THE EXERCISE:
Repeat each line of the material exactly.

DATA LINES:
***

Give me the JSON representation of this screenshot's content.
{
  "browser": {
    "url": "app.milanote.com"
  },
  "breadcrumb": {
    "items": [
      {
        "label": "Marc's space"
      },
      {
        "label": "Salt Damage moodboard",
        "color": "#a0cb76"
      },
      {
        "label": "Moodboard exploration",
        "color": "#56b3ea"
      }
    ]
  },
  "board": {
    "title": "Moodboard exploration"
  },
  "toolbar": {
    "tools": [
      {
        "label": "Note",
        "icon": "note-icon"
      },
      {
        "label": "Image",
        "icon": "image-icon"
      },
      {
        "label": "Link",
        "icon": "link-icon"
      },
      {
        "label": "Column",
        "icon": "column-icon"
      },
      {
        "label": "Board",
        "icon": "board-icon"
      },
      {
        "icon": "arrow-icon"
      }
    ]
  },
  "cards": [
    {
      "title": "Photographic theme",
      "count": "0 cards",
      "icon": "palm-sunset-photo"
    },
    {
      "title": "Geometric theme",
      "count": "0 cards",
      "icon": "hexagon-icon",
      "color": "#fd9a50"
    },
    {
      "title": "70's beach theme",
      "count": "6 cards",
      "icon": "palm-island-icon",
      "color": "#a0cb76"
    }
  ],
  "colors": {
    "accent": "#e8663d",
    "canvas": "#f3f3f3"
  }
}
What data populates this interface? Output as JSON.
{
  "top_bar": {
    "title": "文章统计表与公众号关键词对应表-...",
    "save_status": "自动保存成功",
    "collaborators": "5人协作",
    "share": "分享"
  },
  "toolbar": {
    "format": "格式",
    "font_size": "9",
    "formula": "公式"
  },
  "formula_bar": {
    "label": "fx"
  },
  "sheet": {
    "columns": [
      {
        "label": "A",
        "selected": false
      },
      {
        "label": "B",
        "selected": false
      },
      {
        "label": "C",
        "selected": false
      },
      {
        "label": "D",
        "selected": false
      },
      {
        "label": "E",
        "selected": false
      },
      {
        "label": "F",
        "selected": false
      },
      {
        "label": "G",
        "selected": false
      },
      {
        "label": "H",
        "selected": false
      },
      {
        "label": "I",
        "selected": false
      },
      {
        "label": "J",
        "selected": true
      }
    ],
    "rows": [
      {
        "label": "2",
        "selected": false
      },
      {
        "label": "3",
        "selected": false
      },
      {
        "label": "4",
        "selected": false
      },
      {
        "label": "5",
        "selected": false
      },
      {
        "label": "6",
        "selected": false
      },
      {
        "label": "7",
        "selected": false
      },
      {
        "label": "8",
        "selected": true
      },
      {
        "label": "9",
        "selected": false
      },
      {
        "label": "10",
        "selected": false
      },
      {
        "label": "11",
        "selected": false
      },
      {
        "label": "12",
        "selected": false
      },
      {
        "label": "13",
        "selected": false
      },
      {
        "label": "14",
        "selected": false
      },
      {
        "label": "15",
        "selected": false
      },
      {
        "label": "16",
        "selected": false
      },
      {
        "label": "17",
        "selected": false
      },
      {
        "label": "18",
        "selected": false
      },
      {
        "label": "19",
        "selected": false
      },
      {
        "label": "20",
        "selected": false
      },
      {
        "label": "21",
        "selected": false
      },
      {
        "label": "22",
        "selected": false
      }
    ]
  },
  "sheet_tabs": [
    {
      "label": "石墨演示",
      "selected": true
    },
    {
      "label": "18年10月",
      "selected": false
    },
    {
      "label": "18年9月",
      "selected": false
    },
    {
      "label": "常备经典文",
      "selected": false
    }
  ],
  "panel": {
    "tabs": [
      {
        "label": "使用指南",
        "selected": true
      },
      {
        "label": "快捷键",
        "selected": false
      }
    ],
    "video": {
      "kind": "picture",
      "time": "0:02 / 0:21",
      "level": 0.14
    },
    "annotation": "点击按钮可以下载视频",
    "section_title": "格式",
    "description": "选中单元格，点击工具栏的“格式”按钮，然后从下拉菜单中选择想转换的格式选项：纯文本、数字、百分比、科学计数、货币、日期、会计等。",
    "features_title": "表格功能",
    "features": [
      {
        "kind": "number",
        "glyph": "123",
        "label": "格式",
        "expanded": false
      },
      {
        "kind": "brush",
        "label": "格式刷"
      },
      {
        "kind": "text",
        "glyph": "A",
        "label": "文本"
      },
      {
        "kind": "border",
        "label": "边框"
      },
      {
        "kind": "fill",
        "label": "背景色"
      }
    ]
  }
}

***

RESPONSE FOR THIS EXERCISE:
Give me the JSON representation of this screenshot's content.
{
  "browser": {
    "url": "app.milanote.com"
  },
  "breadcrumb": {
    "items": [
      {
        "label": "Marc's space"
      },
      {
        "label": "Salt Damage moodboard",
        "color": "#a0cb76"
      },
      {
        "label": "Moodboard exploration",
        "color": "#56b3ea"
      }
    ]
  },
  "board": {
    "title": "Moodboard exploration"
  },
  "toolbar": {
    "tools": [
      {
        "label": "Note",
        "icon": "note-icon"
      },
      {
        "label": "Image",
        "icon": "image-icon"
      },
      {
        "label": "Link",
        "icon": "link-icon"
      },
      {
        "label": "Column",
        "icon": "column-icon"
      },
      {
        "label": "Board",
        "icon": "board-icon"
      },
      {
        "icon": "arrow-icon"
      }
    ]
  },
  "cards": [
    {
      "title": "Photographic theme",
      "count": "0 cards",
      "icon": "palm-sunset-photo"
    },
    {
      "title": "Geometric theme",
      "count": "0 cards",
      "icon": "hexagon-icon",
      "color": "#fd9a50"
    },
    {
      "title": "70's beach theme",
      "count": "6 cards",
      "icon": "palm-island-icon",
      "color": "#a0cb76"
    }
  ],
  "colors": {
    "accent": "#e8663d",
    "canvas": "#f3f3f3"
  }
}
What data populates this interface? Output as JSON.
{
  "top_bar": {
    "title": "文章统计表与公众号关键词对应表-...",
    "save_status": "自动保存成功",
    "collaborators": "5人协作",
    "share": "分享"
  },
  "toolbar": {
    "format": "格式",
    "font_size": "9",
    "formula": "公式"
  },
  "formula_bar": {
    "label": "fx"
  },
  "sheet": {
    "columns": [
      {
        "label": "A",
        "selected": false
      },
      {
        "label": "B",
        "selected": false
      },
      {
        "label": "C",
        "selected": false
      },
      {
        "label": "D",
        "selected": false
      },
      {
        "label": "E",
        "selected": false
      },
      {
        "label": "F",
        "selected": false
      },
      {
        "label": "G",
        "selected": false
      },
      {
        "label": "H",
        "selected": false
      },
      {
        "label": "I",
        "selected": false
      },
      {
        "label": "J",
        "selected": true
      }
    ],
    "rows": [
      {
        "label": "2",
        "selected": false
      },
      {
        "label": "3",
        "selected": false
      },
      {
        "label": "4",
        "selected": false
      },
      {
        "label": "5",
        "selected": false
      },
      {
        "label": "6",
        "selected": false
      },
      {
        "label": "7",
        "selected": false
      },
      {
        "label": "8",
        "selected": true
      },
      {
        "label": "9",
        "selected": false
      },
      {
        "label": "10",
        "selected": false
      },
      {
        "label": "11",
        "selected": false
      },
      {
        "label": "12",
        "selected": false
      },
      {
        "label": "13",
        "selected": false
      },
      {
        "label": "14",
        "selected": false
      },
      {
        "label": "15",
        "selected": false
      },
      {
        "label": "16",
        "selected": false
      },
      {
        "label": "17",
        "selected": false
      },
      {
        "label": "18",
        "selected": false
      },
      {
        "label": "19",
        "selected": false
      },
      {
        "label": "20",
        "selected": false
      },
      {
        "label": "21",
        "selected": false
      },
      {
        "label": "22",
        "selected": false
      }
    ]
  },
  "sheet_tabs": [
    {
      "label": "石墨演示",
      "selected": true
    },
    {
      "label": "18年10月",
      "selected": false
    },
    {
      "label": "18年9月",
      "selected": false
    },
    {
      "label": "常备经典文",
      "selected": false
    }
  ],
  "panel": {
    "tabs": [
      {
        "label": "使用指南",
        "selected": true
      },
      {
        "label": "快捷键",
        "selected": false
      }
    ],
    "video": {
      "kind": "picture",
      "time": "0:02 / 0:21",
      "level": 0.14
    },
    "annotation": "点击按钮可以下载视频",
    "section_title": "格式",
    "description": "选中单元格，点击工具栏的“格式”按钮，然后从下拉菜单中选择想转换的格式选项：纯文本、数字、百分比、科学计数、货币、日期、会计等。",
    "features_title": "表格功能",
    "features": [
      {
        "kind": "number",
        "glyph": "123",
        "label": "格式",
        "expanded": false
      },
      {
        "kind": "brush",
        "label": "格式刷"
      },
      {
        "kind": "text",
        "glyph": "A",
        "label": "文本"
      },
      {
        "kind": "border",
        "label": "边框"
      },
      {
        "kind": "fill",
        "label": "背景色"
      }
    ]
  }
}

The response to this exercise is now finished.